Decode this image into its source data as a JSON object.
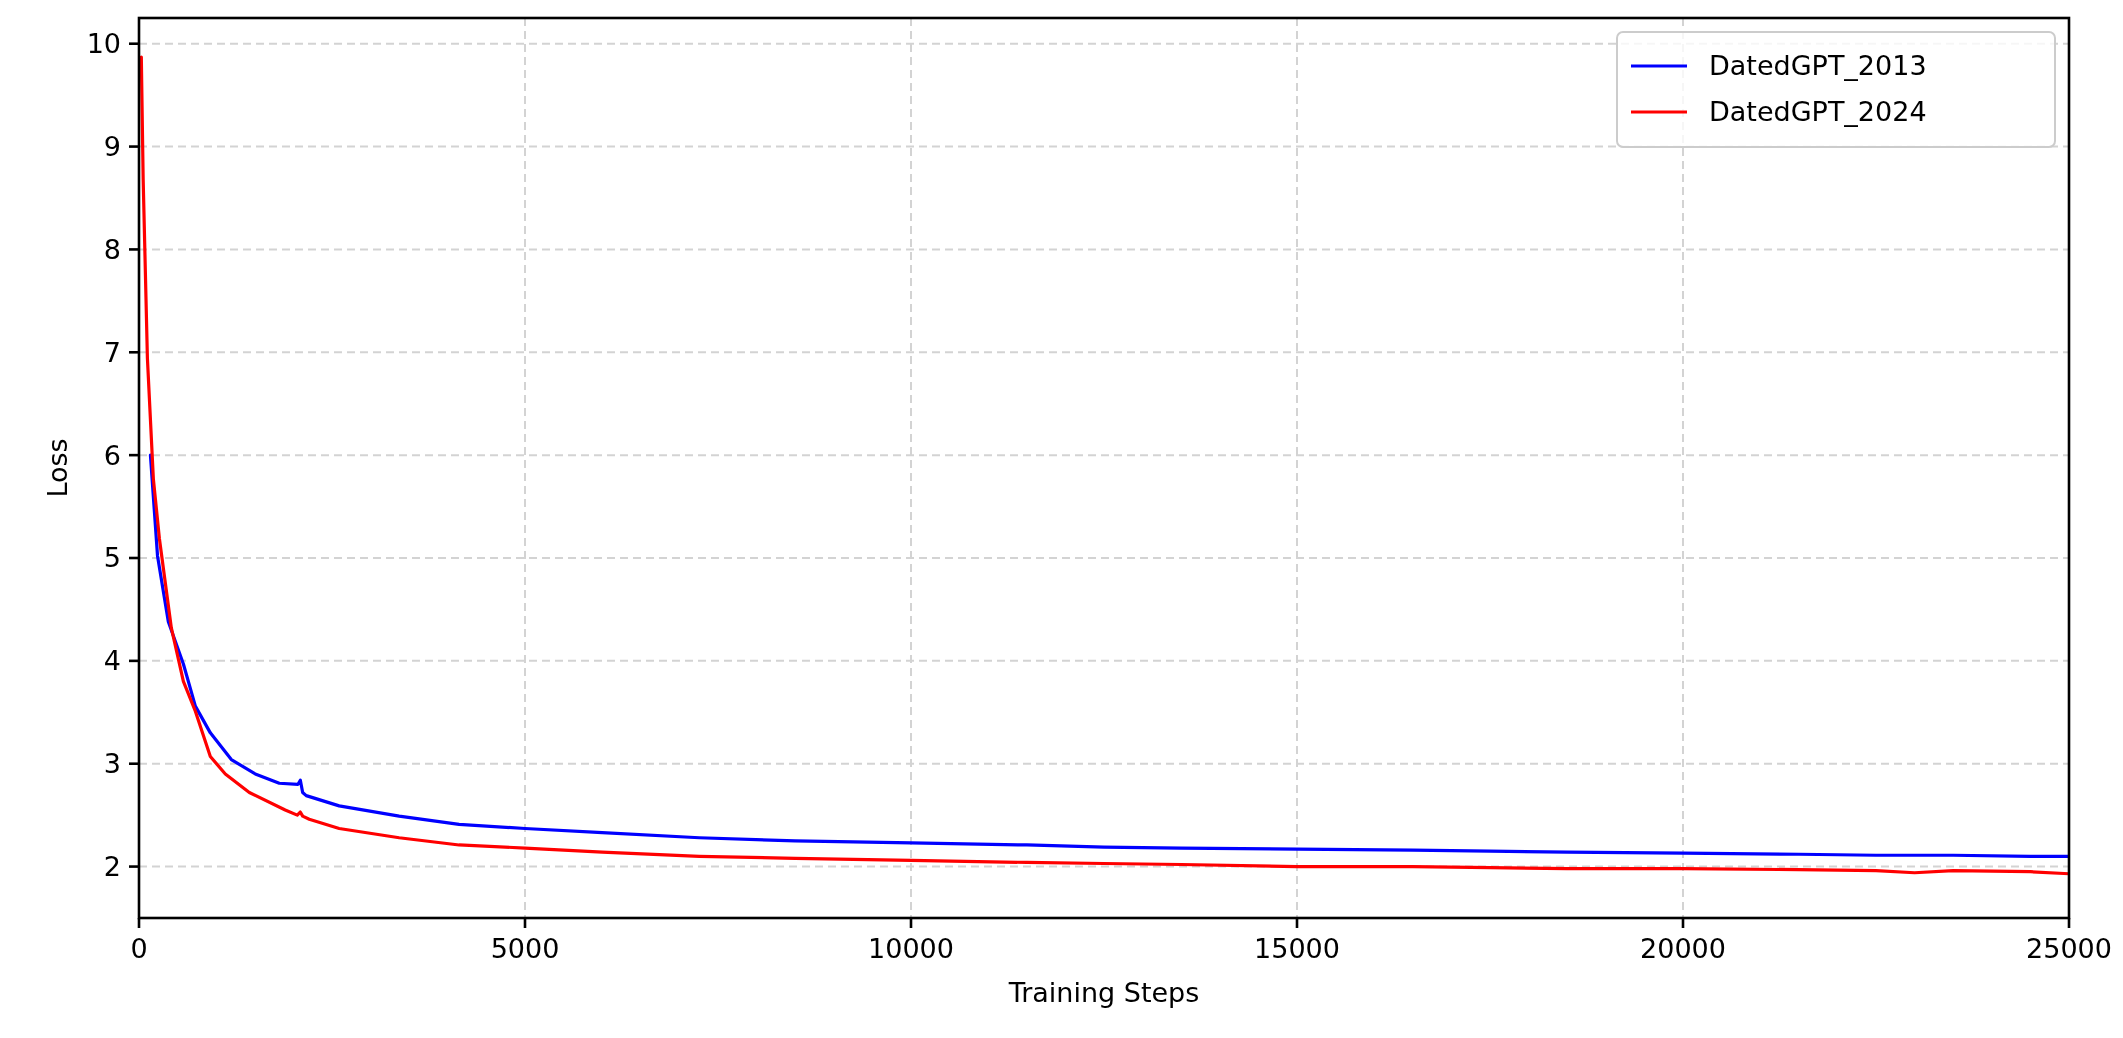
{
  "chart_data": {
    "type": "line",
    "xlabel": "Training Steps",
    "ylabel": "Loss",
    "xlim": [
      0,
      25000
    ],
    "xticks": [
      0,
      5000,
      10000,
      15000,
      20000,
      25000
    ],
    "ylim": [
      1.5,
      10.25
    ],
    "yticks": [
      2,
      3,
      4,
      5,
      6,
      7,
      8,
      9,
      10
    ],
    "grid": true,
    "legend": "top right",
    "line_style": "solid",
    "marker": "none",
    "series": [
      {
        "name": "DatedGPT_2013",
        "color": "#0000ff",
        "x": [
          148,
          240,
          380,
          575,
          730,
          924,
          1196,
          1506,
          1817,
          2060,
          2090,
          2120,
          2166,
          2593,
          3370,
          4146,
          5000,
          6000,
          7258,
          8500,
          10000,
          11500,
          12500,
          13500,
          15000,
          16500,
          17500,
          18500,
          20000,
          21500,
          22500,
          23500,
          24500,
          25000
        ],
        "values": [
          6.0,
          5.02,
          4.38,
          3.97,
          3.56,
          3.3,
          3.04,
          2.9,
          2.81,
          2.8,
          2.84,
          2.72,
          2.69,
          2.59,
          2.49,
          2.41,
          2.37,
          2.33,
          2.28,
          2.25,
          2.23,
          2.21,
          2.19,
          2.18,
          2.17,
          2.16,
          2.15,
          2.14,
          2.13,
          2.12,
          2.11,
          2.11,
          2.1,
          2.1
        ]
      },
      {
        "name": "DatedGPT_2024",
        "color": "#ff0000",
        "x": [
          30,
          54,
          109,
          186,
          264,
          419,
          575,
          730,
          924,
          1118,
          1429,
          1894,
          2050,
          2089,
          2120,
          2205,
          2593,
          3370,
          4146,
          5000,
          6000,
          7258,
          8500,
          10000,
          11500,
          12500,
          13500,
          15000,
          16500,
          17500,
          18500,
          20000,
          21500,
          22500,
          23000,
          23500,
          24500,
          25000
        ],
        "values": [
          9.87,
          8.68,
          6.94,
          5.77,
          5.19,
          4.32,
          3.8,
          3.51,
          3.07,
          2.9,
          2.72,
          2.55,
          2.5,
          2.53,
          2.49,
          2.46,
          2.37,
          2.28,
          2.21,
          2.18,
          2.14,
          2.1,
          2.08,
          2.06,
          2.04,
          2.03,
          2.02,
          2.0,
          2.0,
          1.99,
          1.98,
          1.98,
          1.97,
          1.96,
          1.94,
          1.96,
          1.95,
          1.93
        ]
      }
    ]
  }
}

──────────

STATED TASK :: Reproduce all entries exactly. Pictures do not belong in the copy.

OUTPUT FOR THIS EXERCISE ::
Decode this image into its source data as a JSON object.
{
  "chart_data": {
    "type": "line",
    "xlabel": "Training Steps",
    "ylabel": "Loss",
    "xlim": [
      0,
      25000
    ],
    "xticks": [
      0,
      5000,
      10000,
      15000,
      20000,
      25000
    ],
    "ylim": [
      1.5,
      10.25
    ],
    "yticks": [
      2,
      3,
      4,
      5,
      6,
      7,
      8,
      9,
      10
    ],
    "grid": true,
    "legend": "top right",
    "line_style": "solid",
    "marker": "none",
    "series": [
      {
        "name": "DatedGPT_2013",
        "color": "#0000ff",
        "x": [
          148,
          240,
          380,
          575,
          730,
          924,
          1196,
          1506,
          1817,
          2060,
          2090,
          2120,
          2166,
          2593,
          3370,
          4146,
          5000,
          6000,
          7258,
          8500,
          10000,
          11500,
          12500,
          13500,
          15000,
          16500,
          17500,
          18500,
          20000,
          21500,
          22500,
          23500,
          24500,
          25000
        ],
        "values": [
          6.0,
          5.02,
          4.38,
          3.97,
          3.56,
          3.3,
          3.04,
          2.9,
          2.81,
          2.8,
          2.84,
          2.72,
          2.69,
          2.59,
          2.49,
          2.41,
          2.37,
          2.33,
          2.28,
          2.25,
          2.23,
          2.21,
          2.19,
          2.18,
          2.17,
          2.16,
          2.15,
          2.14,
          2.13,
          2.12,
          2.11,
          2.11,
          2.1,
          2.1
        ]
      },
      {
        "name": "DatedGPT_2024",
        "color": "#ff0000",
        "x": [
          30,
          54,
          109,
          186,
          264,
          419,
          575,
          730,
          924,
          1118,
          1429,
          1894,
          2050,
          2089,
          2120,
          2205,
          2593,
          3370,
          4146,
          5000,
          6000,
          7258,
          8500,
          10000,
          11500,
          12500,
          13500,
          15000,
          16500,
          17500,
          18500,
          20000,
          21500,
          22500,
          23000,
          23500,
          24500,
          25000
        ],
        "values": [
          9.87,
          8.68,
          6.94,
          5.77,
          5.19,
          4.32,
          3.8,
          3.51,
          3.07,
          2.9,
          2.72,
          2.55,
          2.5,
          2.53,
          2.49,
          2.46,
          2.37,
          2.28,
          2.21,
          2.18,
          2.14,
          2.1,
          2.08,
          2.06,
          2.04,
          2.03,
          2.02,
          2.0,
          2.0,
          1.99,
          1.98,
          1.98,
          1.97,
          1.96,
          1.94,
          1.96,
          1.95,
          1.93
        ]
      }
    ]
  }
}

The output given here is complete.